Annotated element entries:
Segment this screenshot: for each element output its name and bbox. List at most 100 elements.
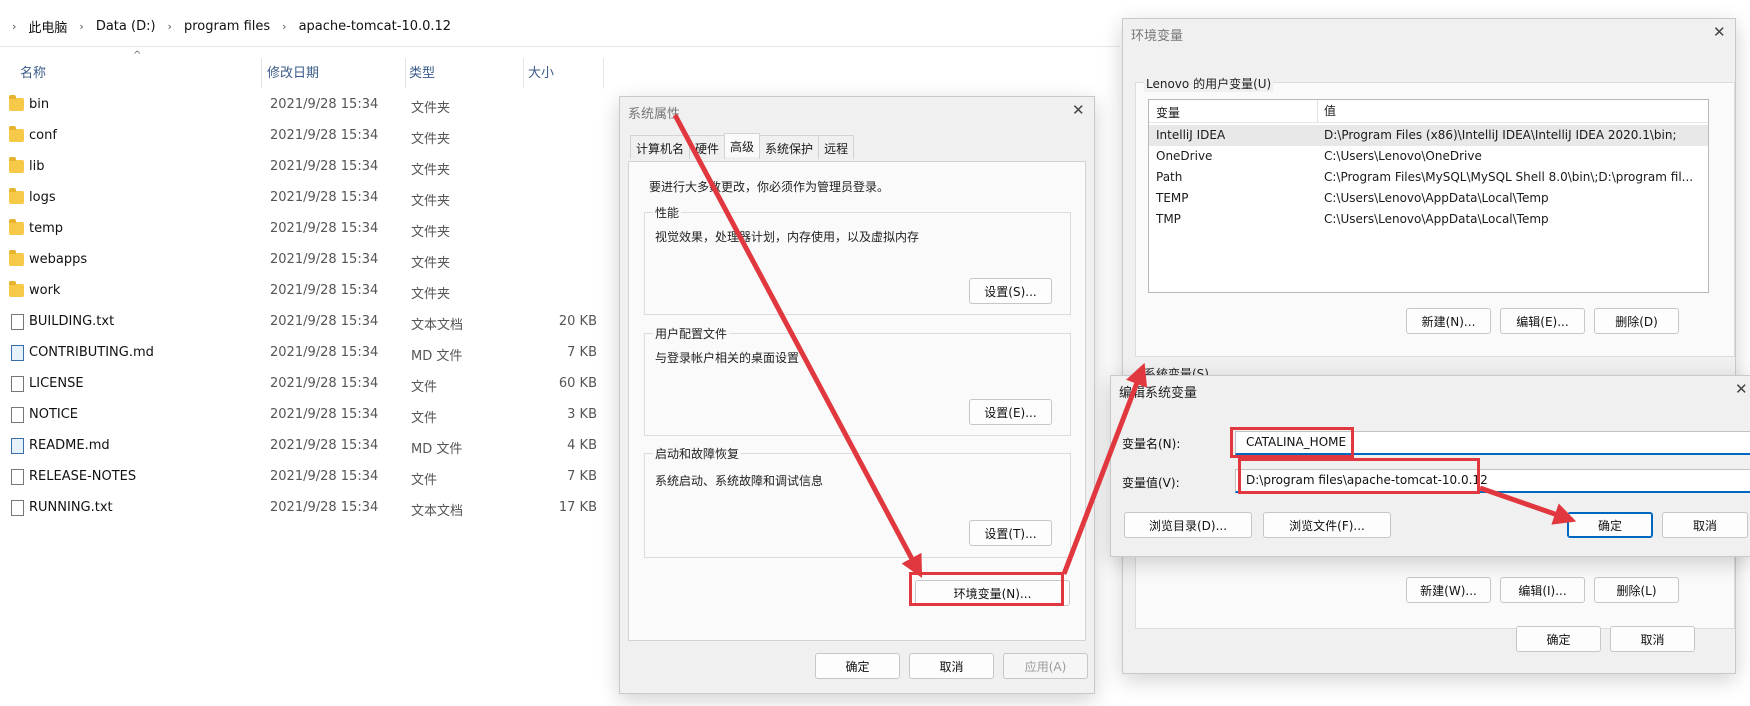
file-icon xyxy=(11,407,24,423)
user-profiles-desc: 与登录帐户相关的桌面设置 xyxy=(655,351,800,365)
breadcrumb-tomcat[interactable]: apache-tomcat-10.0.12 xyxy=(299,19,452,34)
user-edit-button[interactable]: 编辑(E)... xyxy=(1500,308,1585,334)
cancel-button[interactable]: 取消 xyxy=(1662,512,1748,538)
file-type: 文件 xyxy=(411,473,438,488)
user-profiles-settings-button[interactable]: 设置(E)... xyxy=(969,399,1052,425)
breadcrumb-program-files[interactable]: program files xyxy=(184,19,270,34)
file-row[interactable]: README.md 2021/9/28 15:34 MD 文件 4 KB xyxy=(0,433,620,461)
file-name: bin xyxy=(29,97,50,112)
file-row[interactable]: CONTRIBUTING.md 2021/9/28 15:34 MD 文件 7 KB xyxy=(0,340,620,368)
browse-directory-button[interactable]: 浏览目录(D)... xyxy=(1124,512,1252,538)
column-header-value[interactable]: 值 xyxy=(1317,100,1336,122)
ok-button[interactable]: 确定 xyxy=(1516,626,1601,652)
file-row[interactable]: lib 2021/9/28 15:34 文件夹 xyxy=(0,154,620,182)
variable-value-cell: C:\Program Files\MySQL\MySQL Shell 8.0\b… xyxy=(1324,170,1694,184)
file-size: 20 KB xyxy=(558,314,597,329)
file-date: 2021/9/28 15:34 xyxy=(270,128,379,143)
file-name: BUILDING.txt xyxy=(29,314,115,329)
startup-settings-button[interactable]: 设置(T)... xyxy=(969,520,1052,546)
cancel-button[interactable]: 取消 xyxy=(909,653,994,679)
tab-hardware[interactable]: 硬件 xyxy=(689,135,726,159)
file-row[interactable]: temp 2021/9/28 15:34 文件夹 xyxy=(0,216,620,244)
advanced-tab-panel: 要进行大多数更改，你必须作为管理员登录。 性能 视觉效果，处理器计划，内存使用，… xyxy=(628,161,1086,641)
column-header-variable[interactable]: 变量 xyxy=(1156,104,1180,121)
file-name: NOTICE xyxy=(29,407,79,422)
file-name: RELEASE-NOTES xyxy=(29,469,137,484)
apply-button[interactable]: 应用(A) xyxy=(1003,653,1088,679)
user-new-button[interactable]: 新建(N)... xyxy=(1406,308,1491,334)
ok-button[interactable]: 确定 xyxy=(815,653,900,679)
file-row[interactable]: work 2021/9/28 15:34 文件夹 xyxy=(0,278,620,306)
close-icon[interactable]: ✕ xyxy=(1713,23,1726,41)
file-row[interactable]: BUILDING.txt 2021/9/28 15:34 文本文档 20 KB xyxy=(0,309,620,337)
file-row[interactable]: RUNNING.txt 2021/9/28 15:34 文本文档 17 KB xyxy=(0,495,620,523)
cancel-button[interactable]: 取消 xyxy=(1610,626,1695,652)
chevron-right-icon[interactable]: › xyxy=(168,20,172,33)
file-row[interactable]: conf 2021/9/28 15:34 文件夹 xyxy=(0,123,620,151)
browse-file-button[interactable]: 浏览文件(F)... xyxy=(1263,512,1391,538)
variable-value-cell: C:\Users\Lenovo\OneDrive xyxy=(1324,149,1482,163)
table-row[interactable]: TEMP C:\Users\Lenovo\AppData\Local\Temp xyxy=(1149,188,1708,209)
file-size: 7 KB xyxy=(567,469,597,484)
variable-name-label: 变量名(N): xyxy=(1122,437,1181,451)
chevron-right-icon[interactable]: › xyxy=(79,20,83,33)
file-type: 文件 xyxy=(411,380,438,395)
file-date: 2021/9/28 15:34 xyxy=(270,500,379,515)
file-row[interactable]: bin 2021/9/28 15:34 文件夹 xyxy=(0,92,620,120)
column-divider[interactable] xyxy=(603,58,604,88)
tab-remote[interactable]: 远程 xyxy=(818,135,855,159)
file-row[interactable]: logs 2021/9/28 15:34 文件夹 xyxy=(0,185,620,213)
md-file-icon xyxy=(11,438,24,454)
column-header-name[interactable]: 名称 xyxy=(0,62,46,81)
tab-bar: 计算机名 硬件 高级 系统保护 远程 xyxy=(630,133,855,159)
close-icon[interactable]: ✕ xyxy=(1072,101,1085,119)
breadcrumb-drive-d[interactable]: Data (D:) xyxy=(96,19,156,34)
tab-system-protection[interactable]: 系统保护 xyxy=(759,135,820,159)
table-row[interactable]: Path C:\Program Files\MySQL\MySQL Shell 8… xyxy=(1149,167,1708,188)
file-type: 文件夹 xyxy=(411,287,451,302)
md-file-icon xyxy=(11,345,24,361)
file-list-header: 名称 修改日期 类型 大小 xyxy=(0,58,620,88)
startup-recovery-desc: 系统启动、系统故障和调试信息 xyxy=(655,474,824,488)
file-icon xyxy=(11,376,24,392)
close-icon[interactable]: ✕ xyxy=(1735,380,1748,398)
tab-advanced[interactable]: 高级 xyxy=(724,133,761,157)
table-header: 变量 值 xyxy=(1149,100,1708,123)
column-header-date[interactable]: 修改日期 xyxy=(247,62,319,81)
breadcrumb: › 此电脑 › Data (D:) › program files › apac… xyxy=(0,6,1120,47)
chevron-right-icon[interactable]: › xyxy=(282,20,286,33)
user-delete-button[interactable]: 删除(D) xyxy=(1594,308,1679,334)
file-date: 2021/9/28 15:34 xyxy=(270,438,379,453)
system-delete-button[interactable]: 删除(L) xyxy=(1594,577,1679,603)
file-row[interactable]: NOTICE 2021/9/28 15:34 文件 3 KB xyxy=(0,402,620,430)
table-row[interactable]: TMP C:\Users\Lenovo\AppData\Local\Temp xyxy=(1149,209,1708,230)
file-type: MD 文件 xyxy=(411,349,463,364)
performance-settings-button[interactable]: 设置(S)... xyxy=(969,278,1052,304)
table-row[interactable]: IntelliJ IDEA D:\Program Files (x86)\Inte… xyxy=(1149,125,1708,146)
file-type: 文件夹 xyxy=(411,225,451,240)
file-type: MD 文件 xyxy=(411,442,463,457)
file-name: webapps xyxy=(29,252,88,267)
chevron-right-icon[interactable]: › xyxy=(12,20,16,33)
file-row[interactable]: LICENSE 2021/9/28 15:34 文件 60 KB xyxy=(0,371,620,399)
file-date: 2021/9/28 15:34 xyxy=(270,252,379,267)
table-row[interactable]: OneDrive C:\Users\Lenovo\OneDrive xyxy=(1149,146,1708,167)
file-size: 4 KB xyxy=(567,438,597,453)
variable-value-cell: C:\Users\Lenovo\AppData\Local\Temp xyxy=(1324,212,1549,226)
startup-recovery-label: 启动和故障恢复 xyxy=(653,445,742,462)
file-row[interactable]: RELEASE-NOTES 2021/9/28 15:34 文件 7 KB xyxy=(0,464,620,492)
system-new-button[interactable]: 新建(W)... xyxy=(1406,577,1491,603)
system-edit-button[interactable]: 编辑(I)... xyxy=(1500,577,1585,603)
file-name: RUNNING.txt xyxy=(29,500,113,515)
column-header-size[interactable]: 大小 xyxy=(508,62,554,81)
column-header-type[interactable]: 类型 xyxy=(389,62,435,81)
breadcrumb-this-pc[interactable]: 此电脑 xyxy=(28,17,67,36)
dialog-title: 环境变量 xyxy=(1131,29,1184,44)
highlight-env-button xyxy=(909,572,1064,606)
tab-computer-name[interactable]: 计算机名 xyxy=(630,135,691,159)
file-row[interactable]: webapps 2021/9/28 15:34 文件夹 xyxy=(0,247,620,275)
file-size: 17 KB xyxy=(558,500,597,515)
ok-button[interactable]: 确定 xyxy=(1567,512,1653,538)
variable-name-cell: Path xyxy=(1156,170,1183,184)
file-type: 文件夹 xyxy=(411,132,451,147)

● What is required
Format the rows starting at the line containing "file-icon xyxy=(11,407,24,423)" and ending at the line containing "file-name: BUILDING.txt xyxy=(29,314,115,329)", both included, as a JSON list of strings with one string per line and any blank lines left out.

● Problem solution
[
  "file-icon xyxy=(11,407,24,423)",
  "user-profiles-desc: 与登录帐户相关的桌面设置 xyxy=(655,351,800,365)",
  "breadcrumb-tomcat[interactable]: apache-tomcat-10.0.12 xyxy=(299,19,452,34)",
  "user-edit-button[interactable]: 编辑(E)... xyxy=(1500,308,1585,334)",
  "cancel-button[interactable]: 取消 xyxy=(1662,512,1748,538)",
  "file-type: 文件 xyxy=(411,473,438,488)",
  "user-profiles-settings-button[interactable]: 设置(E)... xyxy=(969,399,1052,425)",
  "breadcrumb-program-files[interactable]: program files xyxy=(184,19,270,34)",
  "file-row[interactable]: README.md 2021/9/28 15:34 MD 文件 4 KB xyxy=(0,433,620,461)",
  "file-name: bin xyxy=(29,97,50,112)",
  "file-row[interactable]: CONTRIBUTING.md 2021/9/28 15:34 MD 文件 7 KB xyxy=(0,340,620,368)",
  "browse-directory-button[interactable]: 浏览目录(D)... xyxy=(1124,512,1252,538)",
  "column-header-value[interactable]: 值 xyxy=(1317,100,1336,122)",
  "ok-button[interactable]: 确定 xyxy=(1516,626,1601,652)",
  "file-row[interactable]: lib 2021/9/28 15:34 文件夹 xyxy=(0,154,620,182)",
  "variable-value-cell: C:\\Program Files\\MySQL\\MySQL Shell 8.0\\b… xyxy=(1324,170,1694,184)",
  "file-size: 20 KB xyxy=(558,314,597,329)",
  "file-date: 2021/9/28 15:34 xyxy=(270,128,379,143)",
  "file-name: BUILDING.txt xyxy=(29,314,115,329)"
]